§ Problem
Every entry must be echoed exactly.

Part of a data file:
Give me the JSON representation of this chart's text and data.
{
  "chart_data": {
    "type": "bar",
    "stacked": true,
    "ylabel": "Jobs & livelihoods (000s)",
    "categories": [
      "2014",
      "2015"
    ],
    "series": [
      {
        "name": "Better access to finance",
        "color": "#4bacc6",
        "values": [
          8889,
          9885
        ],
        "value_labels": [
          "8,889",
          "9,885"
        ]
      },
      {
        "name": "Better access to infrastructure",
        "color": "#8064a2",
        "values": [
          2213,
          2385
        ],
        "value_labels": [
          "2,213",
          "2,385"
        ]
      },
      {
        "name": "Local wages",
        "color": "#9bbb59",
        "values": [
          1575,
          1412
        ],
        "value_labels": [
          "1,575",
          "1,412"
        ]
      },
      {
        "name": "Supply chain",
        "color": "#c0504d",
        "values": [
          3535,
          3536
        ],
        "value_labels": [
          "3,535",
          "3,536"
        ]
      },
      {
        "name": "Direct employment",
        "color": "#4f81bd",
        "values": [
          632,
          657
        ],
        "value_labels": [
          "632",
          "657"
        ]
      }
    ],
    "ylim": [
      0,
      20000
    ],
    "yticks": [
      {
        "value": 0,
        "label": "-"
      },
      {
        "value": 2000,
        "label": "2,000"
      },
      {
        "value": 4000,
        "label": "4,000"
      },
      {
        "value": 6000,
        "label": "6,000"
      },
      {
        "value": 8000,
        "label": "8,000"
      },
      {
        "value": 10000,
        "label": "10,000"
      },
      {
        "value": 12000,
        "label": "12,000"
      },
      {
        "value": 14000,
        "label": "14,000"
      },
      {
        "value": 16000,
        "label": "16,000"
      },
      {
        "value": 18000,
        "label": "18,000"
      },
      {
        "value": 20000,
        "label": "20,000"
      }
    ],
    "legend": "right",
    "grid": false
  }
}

§ Response for this exercise
Give me the JSON representation of this chart's text and data.
{
  "chart_data": {
    "type": "bar",
    "stacked": true,
    "ylabel": "Jobs & livelihoods (000s)",
    "categories": [
      "2014",
      "2015"
    ],
    "series": [
      {
        "name": "Better access to finance",
        "color": "#4bacc6",
        "values": [
          8889,
          9885
        ],
        "value_labels": [
          "8,889",
          "9,885"
        ]
      },
      {
        "name": "Better access to infrastructure",
        "color": "#8064a2",
        "values": [
          2213,
          2385
        ],
        "value_labels": [
          "2,213",
          "2,385"
        ]
      },
      {
        "name": "Local wages",
        "color": "#9bbb59",
        "values": [
          1575,
          1412
        ],
        "value_labels": [
          "1,575",
          "1,412"
        ]
      },
      {
        "name": "Supply chain",
        "color": "#c0504d",
        "values": [
          3535,
          3536
        ],
        "value_labels": [
          "3,535",
          "3,536"
        ]
      },
      {
        "name": "Direct employment",
        "color": "#4f81bd",
        "values": [
          632,
          657
        ],
        "value_labels": [
          "632",
          "657"
        ]
      }
    ],
    "ylim": [
      0,
      20000
    ],
    "yticks": [
      {
        "value": 0,
        "label": "-"
      },
      {
        "value": 2000,
        "label": "2,000"
      },
      {
        "value": 4000,
        "label": "4,000"
      },
      {
        "value": 6000,
        "label": "6,000"
      },
      {
        "value": 8000,
        "label": "8,000"
      },
      {
        "value": 10000,
        "label": "10,000"
      },
      {
        "value": 12000,
        "label": "12,000"
      },
      {
        "value": 14000,
        "label": "14,000"
      },
      {
        "value": 16000,
        "label": "16,000"
      },
      {
        "value": 18000,
        "label": "18,000"
      },
      {
        "value": 20000,
        "label": "20,000"
      }
    ],
    "legend": "right",
    "grid": false
  }
}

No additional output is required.